> _Supplied data_
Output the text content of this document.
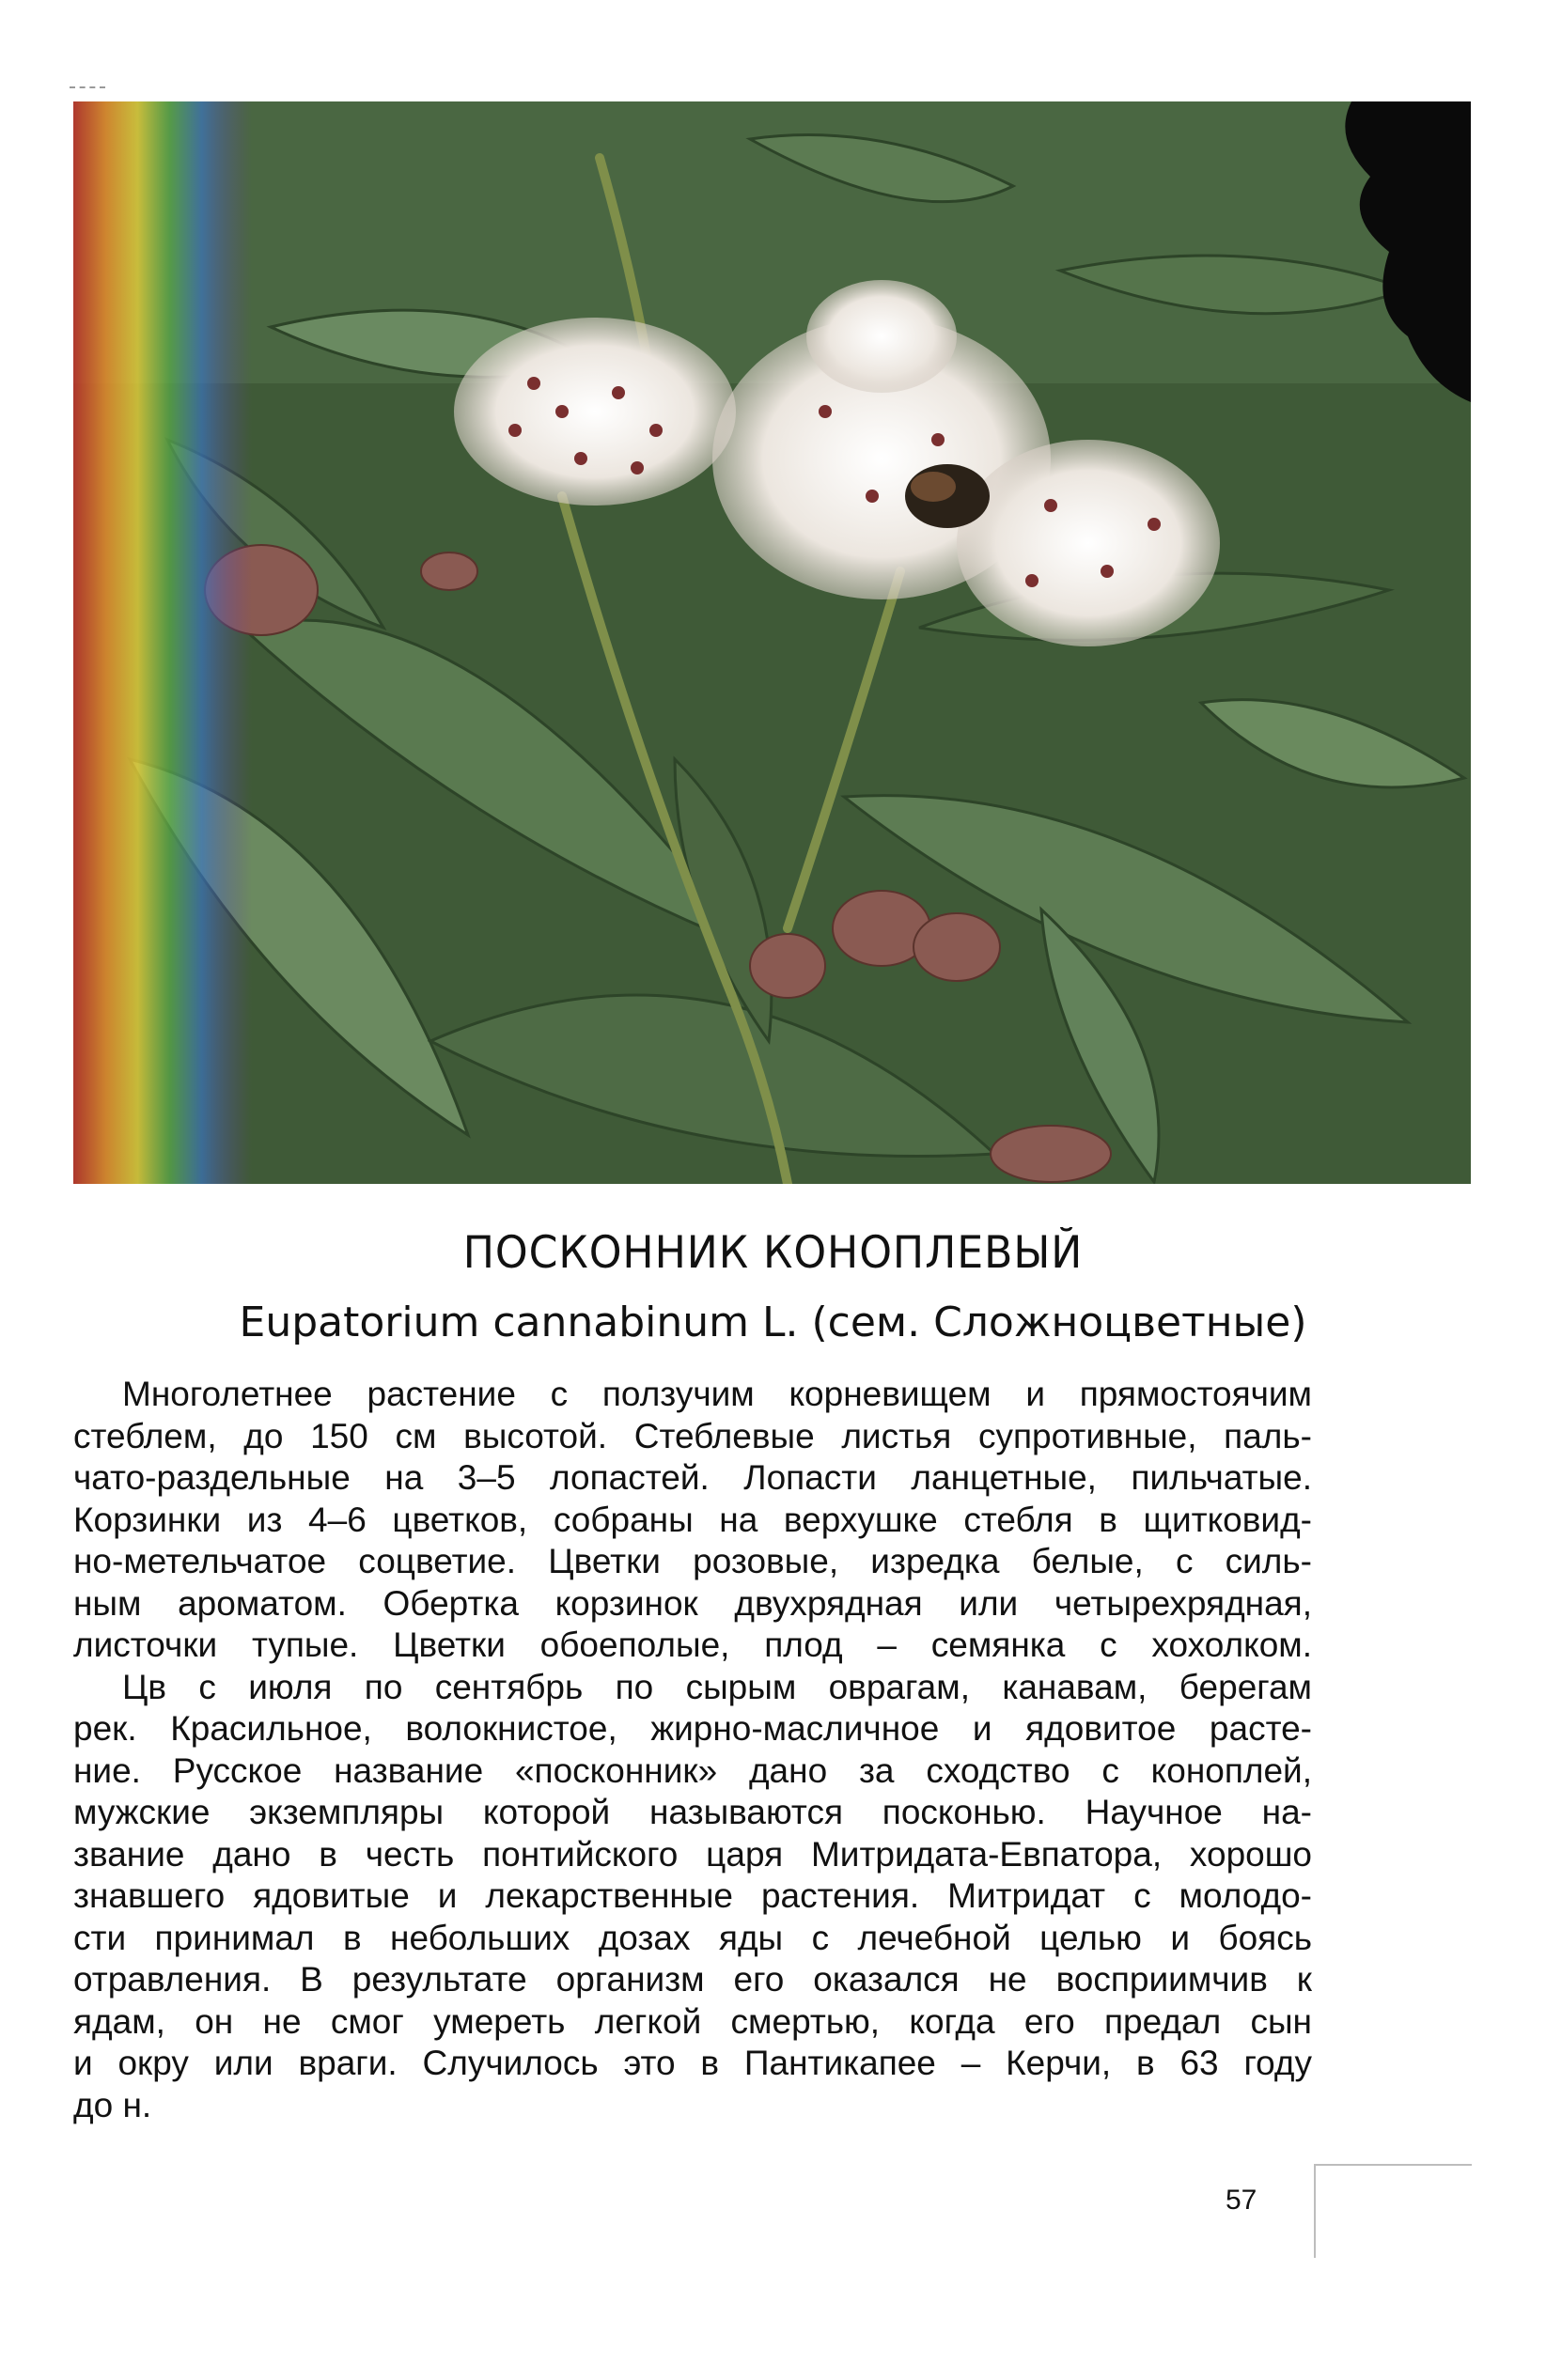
ПОСКОННИК КОНОПЛЕВЫЙ
Eupatorium cannabinum L. (сем. Сложноцветные)
Многолетнее растение с ползучим корневищем и прямостоячим
стеблем, до 150 см высотой. Стеблевые листья супротивные, паль-
чато-раздельные на 3–5 лопастей. Лопасти ланцетные, пильчатые.
Корзинки из 4–6 цветков, собраны на верхушке стебля в щитковид-
но-метельчатое соцветие. Цветки розовые, изредка белые, с силь-
ным ароматом. Обертка корзинок двухрядная или четырехрядная,
листочки тупые. Цветки обоеполые, плод – семянка с хохолком.
Цв с июля по сентябрь по сырым оврагам, канавам, берегам
рек. Красильное, волокнистое, жирно-масличное и ядовитое расте-
ние. Русское название «посконник» дано за сходство с коноплей,
мужские экземпляры которой называются посконью. Научное на-
звание дано в честь понтийского царя Митридата-Евпатора, хорошо
знавшего ядовитые и лекарственные растения. Митридат с молодо-
сти принимал в небольших дозах яды с лечебной целью и боясь
отравления. В результате организм его оказался не восприимчив к
ядам, он не смог умереть легкой смертью, когда его предал сын
и окру или враги. Случилось это в Пантикапее – Керчи, в 63 году
до н.
57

> _Work to do_
Collect every line with the string "Цветки" from the records, and copy each.

> _Answer to the task_
но-метельчатое соцветие. Цветки розовые, изредка белые, с силь-
листочки тупые. Цветки обоеполые, плод – семянка с хохолком.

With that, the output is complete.